## What to work on
The records below are to be duplicated character for character.

++++ Information shown ++++

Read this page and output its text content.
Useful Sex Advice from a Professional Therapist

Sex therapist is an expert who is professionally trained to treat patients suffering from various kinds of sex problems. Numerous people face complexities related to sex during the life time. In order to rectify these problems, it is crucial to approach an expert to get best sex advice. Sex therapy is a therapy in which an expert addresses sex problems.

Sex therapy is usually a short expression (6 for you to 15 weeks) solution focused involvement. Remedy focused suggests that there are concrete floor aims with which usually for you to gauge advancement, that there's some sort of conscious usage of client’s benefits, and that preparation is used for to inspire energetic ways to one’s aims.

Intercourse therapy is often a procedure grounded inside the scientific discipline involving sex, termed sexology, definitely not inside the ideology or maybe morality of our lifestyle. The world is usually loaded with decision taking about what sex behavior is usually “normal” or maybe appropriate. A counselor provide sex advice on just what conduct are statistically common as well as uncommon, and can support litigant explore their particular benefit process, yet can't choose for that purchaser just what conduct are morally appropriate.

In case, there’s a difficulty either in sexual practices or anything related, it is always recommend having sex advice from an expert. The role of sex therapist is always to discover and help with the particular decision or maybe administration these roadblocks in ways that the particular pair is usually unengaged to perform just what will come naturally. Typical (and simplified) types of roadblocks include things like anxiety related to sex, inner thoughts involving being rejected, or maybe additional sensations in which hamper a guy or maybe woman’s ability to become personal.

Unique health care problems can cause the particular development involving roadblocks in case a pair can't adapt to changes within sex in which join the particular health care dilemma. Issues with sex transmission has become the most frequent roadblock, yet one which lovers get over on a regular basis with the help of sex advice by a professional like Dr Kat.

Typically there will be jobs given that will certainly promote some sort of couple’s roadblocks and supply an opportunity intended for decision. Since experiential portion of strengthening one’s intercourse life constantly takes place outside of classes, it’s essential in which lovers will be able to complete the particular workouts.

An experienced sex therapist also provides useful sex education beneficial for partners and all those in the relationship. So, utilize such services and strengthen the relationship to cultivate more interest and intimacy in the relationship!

++++

## Solution to the exercise
Read this page and output its text content.
Useful Sex Advice from a Professional Therapist

Sex therapist is an expert who is professionally trained to treat patients suffering from various kinds of sex problems. Numerous people face complexities related to sex during the life time. In order to rectify these problems, it is crucial to approach an expert to get best sex advice. Sex therapy is a therapy in which an expert addresses sex problems.

Sex therapy is usually a short expression (6 for you to 15 weeks) solution focused involvement. Remedy focused suggests that there are concrete floor aims with which usually for you to gauge advancement, that there's some sort of conscious usage of client’s benefits, and that preparation is used for to inspire energetic ways to one’s aims.

Intercourse therapy is often a procedure grounded inside the scientific discipline involving sex, termed sexology, definitely not inside the ideology or maybe morality of our lifestyle. The world is usually loaded with decision taking about what sex behavior is usually “normal” or maybe appropriate. A counselor provide sex advice on just what conduct are statistically common as well as uncommon, and can support litigant explore their particular benefit process, yet can't choose for that purchaser just what conduct are morally appropriate.

In case, there’s a difficulty either in sexual practices or anything related, it is always recommend having sex advice from an expert. The role of sex therapist is always to discover and help with the particular decision or maybe administration these roadblocks in ways that the particular pair is usually unengaged to perform just what will come naturally. Typical (and simplified) types of roadblocks include things like anxiety related to sex, inner thoughts involving being rejected, or maybe additional sensations in which hamper a guy or maybe woman’s ability to become personal.

Unique health care problems can cause the particular development involving roadblocks in case a pair can't adapt to changes within sex in which join the particular health care dilemma. Issues with sex transmission has become the most frequent roadblock, yet one which lovers get over on a regular basis with the help of sex advice by a professional like Dr Kat.

Typically there will be jobs given that will certainly promote some sort of couple’s roadblocks and supply an opportunity intended for decision. Since experiential portion of strengthening one’s intercourse life constantly takes place outside of classes, it’s essential in which lovers will be able to complete the particular workouts.

An experienced sex therapist also provides useful sex education beneficial for partners and all those in the relationship. So, utilize such services and strengthen the relationship to cultivate more interest and intimacy in the relationship!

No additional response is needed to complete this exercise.